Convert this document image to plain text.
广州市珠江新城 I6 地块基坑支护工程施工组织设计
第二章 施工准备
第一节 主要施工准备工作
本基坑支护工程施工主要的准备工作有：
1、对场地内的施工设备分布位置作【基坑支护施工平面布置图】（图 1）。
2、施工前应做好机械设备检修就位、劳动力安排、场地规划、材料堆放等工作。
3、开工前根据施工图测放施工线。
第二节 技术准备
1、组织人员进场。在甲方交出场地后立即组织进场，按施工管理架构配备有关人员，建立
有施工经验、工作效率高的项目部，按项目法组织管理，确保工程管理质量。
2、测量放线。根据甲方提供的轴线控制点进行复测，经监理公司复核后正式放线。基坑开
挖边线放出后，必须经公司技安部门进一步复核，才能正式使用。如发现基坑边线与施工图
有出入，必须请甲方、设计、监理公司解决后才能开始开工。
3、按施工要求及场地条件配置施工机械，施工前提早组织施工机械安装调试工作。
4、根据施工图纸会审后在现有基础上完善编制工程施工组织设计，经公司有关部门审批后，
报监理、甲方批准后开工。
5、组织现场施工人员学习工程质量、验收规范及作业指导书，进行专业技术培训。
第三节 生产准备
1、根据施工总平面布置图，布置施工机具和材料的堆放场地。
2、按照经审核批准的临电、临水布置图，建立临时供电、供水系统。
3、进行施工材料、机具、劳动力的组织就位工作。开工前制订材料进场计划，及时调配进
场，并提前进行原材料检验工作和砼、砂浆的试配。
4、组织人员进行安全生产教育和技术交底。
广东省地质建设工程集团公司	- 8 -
::::::::::
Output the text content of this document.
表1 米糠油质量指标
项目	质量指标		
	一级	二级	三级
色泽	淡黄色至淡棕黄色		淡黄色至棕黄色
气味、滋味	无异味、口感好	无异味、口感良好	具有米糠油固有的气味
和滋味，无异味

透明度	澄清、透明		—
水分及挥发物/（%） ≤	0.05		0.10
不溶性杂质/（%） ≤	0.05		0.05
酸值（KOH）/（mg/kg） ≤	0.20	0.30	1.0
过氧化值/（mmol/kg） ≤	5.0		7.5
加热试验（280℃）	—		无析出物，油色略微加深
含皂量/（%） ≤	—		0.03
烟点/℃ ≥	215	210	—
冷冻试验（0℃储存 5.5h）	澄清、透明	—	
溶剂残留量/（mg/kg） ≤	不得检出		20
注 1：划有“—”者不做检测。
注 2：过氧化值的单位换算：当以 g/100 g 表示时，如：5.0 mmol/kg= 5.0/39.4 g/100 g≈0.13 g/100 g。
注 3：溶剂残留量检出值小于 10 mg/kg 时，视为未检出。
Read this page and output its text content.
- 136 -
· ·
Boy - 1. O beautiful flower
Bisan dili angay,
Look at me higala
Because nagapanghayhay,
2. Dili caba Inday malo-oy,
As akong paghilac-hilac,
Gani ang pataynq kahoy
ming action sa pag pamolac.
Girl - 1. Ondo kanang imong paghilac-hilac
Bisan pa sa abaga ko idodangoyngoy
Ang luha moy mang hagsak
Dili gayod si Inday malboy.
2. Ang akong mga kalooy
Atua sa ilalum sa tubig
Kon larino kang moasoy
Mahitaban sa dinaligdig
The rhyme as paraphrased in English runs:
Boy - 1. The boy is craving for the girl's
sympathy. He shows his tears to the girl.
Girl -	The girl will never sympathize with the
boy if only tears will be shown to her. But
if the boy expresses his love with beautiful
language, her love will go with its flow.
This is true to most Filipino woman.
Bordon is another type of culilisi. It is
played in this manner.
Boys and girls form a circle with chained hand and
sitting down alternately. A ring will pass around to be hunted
::::::::::
▸ **Work to be completed**:
Search the lines for the string "Inday" and copy every line that has it.

▸ **Output for this exercise**:
2. Dili caba Inday malo-oy,
Dili gayod si Inday malboy.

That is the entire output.